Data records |
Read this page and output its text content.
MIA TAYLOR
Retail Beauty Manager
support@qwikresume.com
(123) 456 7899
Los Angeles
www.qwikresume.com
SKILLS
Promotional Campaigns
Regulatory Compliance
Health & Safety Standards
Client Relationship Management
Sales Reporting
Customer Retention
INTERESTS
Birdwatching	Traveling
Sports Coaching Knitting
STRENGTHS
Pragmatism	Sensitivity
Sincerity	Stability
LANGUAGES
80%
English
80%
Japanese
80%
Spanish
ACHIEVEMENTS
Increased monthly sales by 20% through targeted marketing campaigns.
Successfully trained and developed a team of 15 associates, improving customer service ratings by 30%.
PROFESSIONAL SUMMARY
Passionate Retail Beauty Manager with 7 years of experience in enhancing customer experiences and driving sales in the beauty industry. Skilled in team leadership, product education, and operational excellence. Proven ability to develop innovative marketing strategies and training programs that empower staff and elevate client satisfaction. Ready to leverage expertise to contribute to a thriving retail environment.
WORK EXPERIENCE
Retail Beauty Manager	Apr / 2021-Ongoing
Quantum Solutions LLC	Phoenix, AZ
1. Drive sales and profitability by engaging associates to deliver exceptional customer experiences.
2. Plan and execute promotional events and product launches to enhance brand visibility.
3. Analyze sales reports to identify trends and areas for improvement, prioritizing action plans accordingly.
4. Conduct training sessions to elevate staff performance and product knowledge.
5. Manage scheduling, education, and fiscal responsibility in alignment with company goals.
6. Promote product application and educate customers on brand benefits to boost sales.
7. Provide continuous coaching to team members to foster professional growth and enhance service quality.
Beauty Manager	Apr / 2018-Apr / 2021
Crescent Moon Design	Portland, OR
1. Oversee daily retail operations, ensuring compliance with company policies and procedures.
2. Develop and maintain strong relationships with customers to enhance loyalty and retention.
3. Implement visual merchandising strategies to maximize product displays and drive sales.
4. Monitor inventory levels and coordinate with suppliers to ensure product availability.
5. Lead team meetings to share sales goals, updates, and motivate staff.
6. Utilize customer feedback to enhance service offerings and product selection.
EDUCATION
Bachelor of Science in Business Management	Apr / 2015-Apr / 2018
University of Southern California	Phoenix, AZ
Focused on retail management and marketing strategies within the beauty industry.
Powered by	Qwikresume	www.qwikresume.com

What is asked |
Nothing but a number is needed here: how many lines hold the string "brand"?

Answer to this problem |
2